** start Records for this task **

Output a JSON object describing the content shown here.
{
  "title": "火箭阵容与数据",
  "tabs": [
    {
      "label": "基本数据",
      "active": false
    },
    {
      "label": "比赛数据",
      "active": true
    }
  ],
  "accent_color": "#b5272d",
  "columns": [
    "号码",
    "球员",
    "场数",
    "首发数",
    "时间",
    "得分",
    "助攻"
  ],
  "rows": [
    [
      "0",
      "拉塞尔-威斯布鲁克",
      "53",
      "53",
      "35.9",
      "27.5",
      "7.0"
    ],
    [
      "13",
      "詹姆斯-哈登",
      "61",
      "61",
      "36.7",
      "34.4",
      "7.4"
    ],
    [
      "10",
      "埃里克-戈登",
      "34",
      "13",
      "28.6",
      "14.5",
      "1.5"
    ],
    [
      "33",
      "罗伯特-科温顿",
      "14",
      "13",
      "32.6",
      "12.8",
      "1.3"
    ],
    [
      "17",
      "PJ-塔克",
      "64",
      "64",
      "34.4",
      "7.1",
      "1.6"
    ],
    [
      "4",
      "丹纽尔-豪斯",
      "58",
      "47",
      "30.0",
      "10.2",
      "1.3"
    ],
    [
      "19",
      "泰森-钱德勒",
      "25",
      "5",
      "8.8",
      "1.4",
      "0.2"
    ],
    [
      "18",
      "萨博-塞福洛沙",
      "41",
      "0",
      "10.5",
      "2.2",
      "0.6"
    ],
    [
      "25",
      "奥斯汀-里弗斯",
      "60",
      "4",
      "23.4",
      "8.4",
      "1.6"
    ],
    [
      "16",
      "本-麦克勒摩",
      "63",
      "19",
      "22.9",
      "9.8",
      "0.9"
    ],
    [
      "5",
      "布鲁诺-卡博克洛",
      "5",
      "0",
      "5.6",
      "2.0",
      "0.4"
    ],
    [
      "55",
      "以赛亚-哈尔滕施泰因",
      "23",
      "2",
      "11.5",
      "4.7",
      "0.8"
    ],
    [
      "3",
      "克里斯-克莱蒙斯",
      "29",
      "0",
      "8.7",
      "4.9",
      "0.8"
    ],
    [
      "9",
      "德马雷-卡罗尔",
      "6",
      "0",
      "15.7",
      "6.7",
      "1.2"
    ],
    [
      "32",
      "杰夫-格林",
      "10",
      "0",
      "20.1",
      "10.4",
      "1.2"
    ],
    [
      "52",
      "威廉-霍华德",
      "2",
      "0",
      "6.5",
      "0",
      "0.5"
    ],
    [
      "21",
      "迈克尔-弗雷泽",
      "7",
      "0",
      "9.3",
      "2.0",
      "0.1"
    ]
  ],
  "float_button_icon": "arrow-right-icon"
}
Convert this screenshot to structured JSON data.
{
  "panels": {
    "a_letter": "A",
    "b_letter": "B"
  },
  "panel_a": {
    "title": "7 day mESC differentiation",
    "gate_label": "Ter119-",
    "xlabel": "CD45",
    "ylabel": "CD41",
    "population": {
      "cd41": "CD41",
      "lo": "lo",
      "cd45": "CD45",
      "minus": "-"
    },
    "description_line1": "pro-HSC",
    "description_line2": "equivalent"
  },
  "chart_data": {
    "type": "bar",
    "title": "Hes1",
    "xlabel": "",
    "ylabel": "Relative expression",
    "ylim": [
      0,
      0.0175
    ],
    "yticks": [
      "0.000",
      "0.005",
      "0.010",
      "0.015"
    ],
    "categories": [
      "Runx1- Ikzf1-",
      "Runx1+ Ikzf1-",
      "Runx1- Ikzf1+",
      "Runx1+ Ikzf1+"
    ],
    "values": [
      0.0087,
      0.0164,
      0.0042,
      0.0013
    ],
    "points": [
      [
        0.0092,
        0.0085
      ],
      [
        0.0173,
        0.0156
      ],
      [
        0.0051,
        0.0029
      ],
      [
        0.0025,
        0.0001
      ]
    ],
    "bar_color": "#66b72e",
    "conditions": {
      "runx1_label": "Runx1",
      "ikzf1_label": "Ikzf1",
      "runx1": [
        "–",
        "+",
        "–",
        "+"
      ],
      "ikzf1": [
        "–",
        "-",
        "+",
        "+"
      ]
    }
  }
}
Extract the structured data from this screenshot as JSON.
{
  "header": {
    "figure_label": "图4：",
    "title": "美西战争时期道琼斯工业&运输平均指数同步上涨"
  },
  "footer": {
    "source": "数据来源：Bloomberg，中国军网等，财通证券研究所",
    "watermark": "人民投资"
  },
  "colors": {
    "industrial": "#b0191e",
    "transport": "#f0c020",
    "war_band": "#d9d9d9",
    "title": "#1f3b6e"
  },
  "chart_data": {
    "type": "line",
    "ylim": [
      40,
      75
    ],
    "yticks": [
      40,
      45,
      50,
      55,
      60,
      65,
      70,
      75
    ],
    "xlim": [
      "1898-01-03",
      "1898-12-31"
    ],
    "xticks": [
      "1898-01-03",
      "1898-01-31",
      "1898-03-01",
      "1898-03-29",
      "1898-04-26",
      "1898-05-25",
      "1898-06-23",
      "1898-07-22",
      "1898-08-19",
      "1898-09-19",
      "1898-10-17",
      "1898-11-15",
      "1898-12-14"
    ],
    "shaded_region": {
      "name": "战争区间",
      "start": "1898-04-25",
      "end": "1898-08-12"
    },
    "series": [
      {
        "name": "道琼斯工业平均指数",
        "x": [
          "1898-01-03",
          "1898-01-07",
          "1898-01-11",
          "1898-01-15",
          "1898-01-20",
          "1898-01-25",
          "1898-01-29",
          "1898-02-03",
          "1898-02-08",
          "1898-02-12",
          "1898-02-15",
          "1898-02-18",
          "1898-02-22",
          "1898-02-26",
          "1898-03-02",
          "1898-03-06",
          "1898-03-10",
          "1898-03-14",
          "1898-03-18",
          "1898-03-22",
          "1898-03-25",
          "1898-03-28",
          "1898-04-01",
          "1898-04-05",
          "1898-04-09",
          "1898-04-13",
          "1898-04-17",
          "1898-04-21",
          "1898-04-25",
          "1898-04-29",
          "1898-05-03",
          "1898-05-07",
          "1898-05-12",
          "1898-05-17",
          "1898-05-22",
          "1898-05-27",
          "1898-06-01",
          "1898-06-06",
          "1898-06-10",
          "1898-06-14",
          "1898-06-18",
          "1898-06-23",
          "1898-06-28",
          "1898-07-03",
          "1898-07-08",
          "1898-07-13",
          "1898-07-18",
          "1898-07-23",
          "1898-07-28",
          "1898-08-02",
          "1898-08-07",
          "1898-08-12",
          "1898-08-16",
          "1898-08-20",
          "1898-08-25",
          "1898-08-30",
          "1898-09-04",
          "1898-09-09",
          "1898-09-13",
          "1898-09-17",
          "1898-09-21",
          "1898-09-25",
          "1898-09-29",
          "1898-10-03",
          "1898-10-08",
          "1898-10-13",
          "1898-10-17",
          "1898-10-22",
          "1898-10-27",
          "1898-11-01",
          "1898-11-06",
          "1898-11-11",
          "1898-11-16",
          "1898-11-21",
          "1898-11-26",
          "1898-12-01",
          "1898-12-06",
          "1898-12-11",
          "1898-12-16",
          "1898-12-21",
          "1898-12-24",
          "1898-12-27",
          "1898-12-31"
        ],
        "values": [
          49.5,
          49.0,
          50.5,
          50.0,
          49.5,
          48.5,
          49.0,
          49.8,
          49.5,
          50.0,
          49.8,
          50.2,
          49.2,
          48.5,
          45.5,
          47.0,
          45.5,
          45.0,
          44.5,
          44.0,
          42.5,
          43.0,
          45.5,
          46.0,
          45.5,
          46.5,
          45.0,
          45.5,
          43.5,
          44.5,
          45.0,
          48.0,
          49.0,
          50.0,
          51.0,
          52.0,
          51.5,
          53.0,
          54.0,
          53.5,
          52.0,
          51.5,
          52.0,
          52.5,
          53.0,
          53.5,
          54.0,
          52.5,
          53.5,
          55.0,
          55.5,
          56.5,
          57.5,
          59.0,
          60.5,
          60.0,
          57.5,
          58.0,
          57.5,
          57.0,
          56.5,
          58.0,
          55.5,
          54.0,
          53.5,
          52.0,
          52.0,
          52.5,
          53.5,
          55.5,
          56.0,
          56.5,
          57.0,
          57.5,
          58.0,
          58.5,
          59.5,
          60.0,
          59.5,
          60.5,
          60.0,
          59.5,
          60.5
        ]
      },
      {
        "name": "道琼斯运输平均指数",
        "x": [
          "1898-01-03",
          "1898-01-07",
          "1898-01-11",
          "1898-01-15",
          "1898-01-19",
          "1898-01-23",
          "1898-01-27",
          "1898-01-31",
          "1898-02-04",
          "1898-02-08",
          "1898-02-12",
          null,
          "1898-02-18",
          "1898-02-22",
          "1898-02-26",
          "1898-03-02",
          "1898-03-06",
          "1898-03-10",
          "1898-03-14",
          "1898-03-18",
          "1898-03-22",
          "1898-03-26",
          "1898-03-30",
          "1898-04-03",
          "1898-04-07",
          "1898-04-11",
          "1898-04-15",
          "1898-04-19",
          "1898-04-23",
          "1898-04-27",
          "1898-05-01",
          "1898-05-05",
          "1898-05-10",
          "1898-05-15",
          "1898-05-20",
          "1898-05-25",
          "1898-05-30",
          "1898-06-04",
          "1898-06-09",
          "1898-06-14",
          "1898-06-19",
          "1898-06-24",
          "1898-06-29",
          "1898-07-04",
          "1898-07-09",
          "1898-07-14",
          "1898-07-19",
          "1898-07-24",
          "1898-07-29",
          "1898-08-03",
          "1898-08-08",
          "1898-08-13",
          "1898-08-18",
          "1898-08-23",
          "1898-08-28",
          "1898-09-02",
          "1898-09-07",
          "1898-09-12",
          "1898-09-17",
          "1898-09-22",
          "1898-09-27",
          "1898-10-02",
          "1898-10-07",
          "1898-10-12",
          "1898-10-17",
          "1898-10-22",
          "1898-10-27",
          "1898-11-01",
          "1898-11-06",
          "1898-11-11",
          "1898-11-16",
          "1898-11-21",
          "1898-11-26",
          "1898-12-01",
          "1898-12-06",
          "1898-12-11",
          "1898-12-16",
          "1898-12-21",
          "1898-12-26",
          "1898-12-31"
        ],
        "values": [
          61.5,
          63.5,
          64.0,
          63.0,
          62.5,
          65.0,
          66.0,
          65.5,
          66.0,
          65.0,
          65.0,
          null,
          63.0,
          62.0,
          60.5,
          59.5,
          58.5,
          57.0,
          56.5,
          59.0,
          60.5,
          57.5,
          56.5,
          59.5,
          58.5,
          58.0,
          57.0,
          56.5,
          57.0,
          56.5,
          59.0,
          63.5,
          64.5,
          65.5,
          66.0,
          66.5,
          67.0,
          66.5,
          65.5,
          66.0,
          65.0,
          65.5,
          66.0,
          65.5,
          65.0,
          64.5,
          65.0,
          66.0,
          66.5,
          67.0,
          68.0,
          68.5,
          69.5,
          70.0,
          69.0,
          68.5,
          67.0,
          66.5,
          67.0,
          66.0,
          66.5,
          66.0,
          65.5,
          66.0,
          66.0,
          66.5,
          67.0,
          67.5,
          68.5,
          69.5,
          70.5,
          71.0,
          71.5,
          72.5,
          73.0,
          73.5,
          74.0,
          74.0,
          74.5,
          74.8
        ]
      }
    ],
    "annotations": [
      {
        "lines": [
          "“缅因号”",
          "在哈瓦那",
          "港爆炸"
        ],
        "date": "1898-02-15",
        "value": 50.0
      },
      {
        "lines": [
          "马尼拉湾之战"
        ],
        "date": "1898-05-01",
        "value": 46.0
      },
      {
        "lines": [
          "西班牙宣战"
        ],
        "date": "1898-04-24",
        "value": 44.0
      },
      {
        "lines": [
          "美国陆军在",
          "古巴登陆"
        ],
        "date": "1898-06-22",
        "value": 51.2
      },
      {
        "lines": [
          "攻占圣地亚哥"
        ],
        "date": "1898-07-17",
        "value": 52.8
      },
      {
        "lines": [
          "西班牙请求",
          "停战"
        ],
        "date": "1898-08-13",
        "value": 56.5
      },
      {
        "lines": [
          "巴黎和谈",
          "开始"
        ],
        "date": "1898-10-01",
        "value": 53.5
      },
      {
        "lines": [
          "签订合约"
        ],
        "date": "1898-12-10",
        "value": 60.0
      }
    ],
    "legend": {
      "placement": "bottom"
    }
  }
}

** end Records for this task **

#### [Directive]
Where a line contains "date", copy that line.

#### [Answer to the problem]
        "date": "1898-02-15",
        "date": "1898-05-01",
        "date": "1898-04-24",
        "date": "1898-06-22",
        "date": "1898-07-17",
        "date": "1898-08-13",
        "date": "1898-10-01",
        "date": "1898-12-10",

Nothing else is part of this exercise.